┌─ Records provided

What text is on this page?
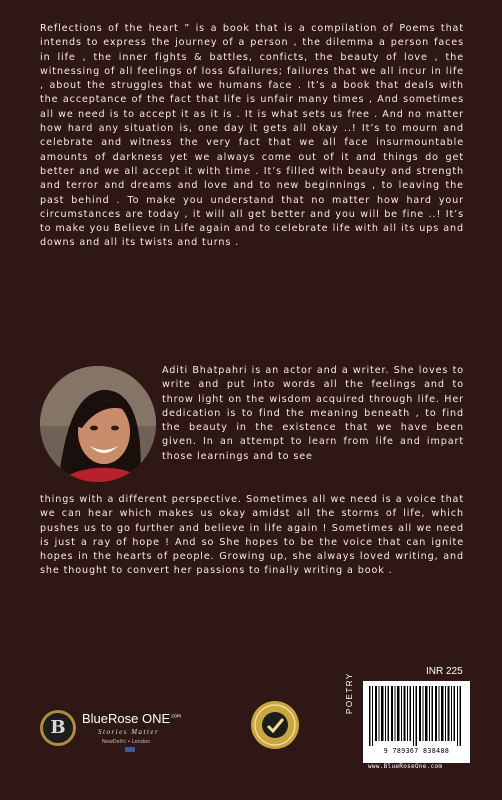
Reflections of the heart ” is a book that is a compilation of Poems that intends to express the journey of a person , the dilemma a person faces in life , the inner fights & battles, conficts, the beauty of love , the witnessing of all feelings of loss &failures; failures that we all incur in life , about the struggles that we humans face . It’s a book that deals with the acceptance of the fact that life is unfair many times , And sometimes all we need is to accept it as it is . It is what sets us free . And no matter how hard any situation is, one day it gets all okay ..! It’s to mourn and celebrate and witness the very fact that we all face insurmountable amounts of darkness yet we always come out of it and things do get better and we all accept it with time . It’s filled with beauty and strength and terror and dreams and love and to new beginnings , to leaving the past behind . To make you understand that no matter how hard your circumstances are today , it will all get better and you will be fine ..! It’s to make you Believe in Life again and to celebrate life with all its ups and downs and all its twists and turns .
Aditi Bhatpahri is an actor and a writer. She loves to write and put into words all the feelings and to throw light on the wisdom acquired through life. Her dedication is to find the meaning beneath , to find the beauty in the existence that we have been given. In an attempt to learn from life and impart those learnings and to see
things with a different perspective. Sometimes all we need is a voice that we can hear which makes us okay amidst all the storms of life, which pushes us to go further and believe in life again ! Sometimes all we need is just a ray of hope ! And so She hopes to be the voice that can ignite hopes in the hearts of people. Growing up, she always loved writing, and she thought to convert her passions to finally writing a book .
B	BlueRose $ONE^{.com}$
Stories Matter
NewDelhi • London
INR 225
POETRY
9 789367 838488
www.BlueRoseOne.com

└─

What is being asked –
All of the records above must be copied exactly, except for the pictures.

Response to the task –
What text is on this page?
Reflections of the heart ” is a book that is a compilation of Poems that intends to express the journey of a person , the dilemma a person faces in life , the inner fights & battles, conficts, the beauty of love , the witnessing of all feelings of loss &failures; failures that we all incur in life , about the struggles that we humans face . It’s a book that deals with the acceptance of the fact that life is unfair many times , And sometimes all we need is to accept it as it is . It is what sets us free . And no matter how hard any situation is, one day it gets all okay ..! It’s to mourn and celebrate and witness the very fact that we all face insurmountable amounts of darkness yet we always come out of it and things do get better and we all accept it with time . It’s filled with beauty and strength and terror and dreams and love and to new beginnings , to leaving the past behind . To make you understand that no matter how hard your circumstances are today , it will all get better and you will be fine ..! It’s to make you Believe in Life again and to celebrate life with all its ups and downs and all its twists and turns .
Aditi Bhatpahri is an actor and a writer. She loves to write and put into words all the feelings and to throw light on the wisdom acquired through life. Her dedication is to find the meaning beneath , to find the beauty in the existence that we have been given. In an attempt to learn from life and impart those learnings and to see
things with a different perspective. Sometimes all we need is a voice that we can hear which makes us okay amidst all the storms of life, which pushes us to go further and believe in life again ! Sometimes all we need is just a ray of hope ! And so She hopes to be the voice that can ignite hopes in the hearts of people. Growing up, she always loved writing, and she thought to convert her passions to finally writing a book .
B	BlueRose $ONE^{.com}$
Stories Matter
NewDelhi • London
INR 225
POETRY
9 789367 838488
www.BlueRoseOne.com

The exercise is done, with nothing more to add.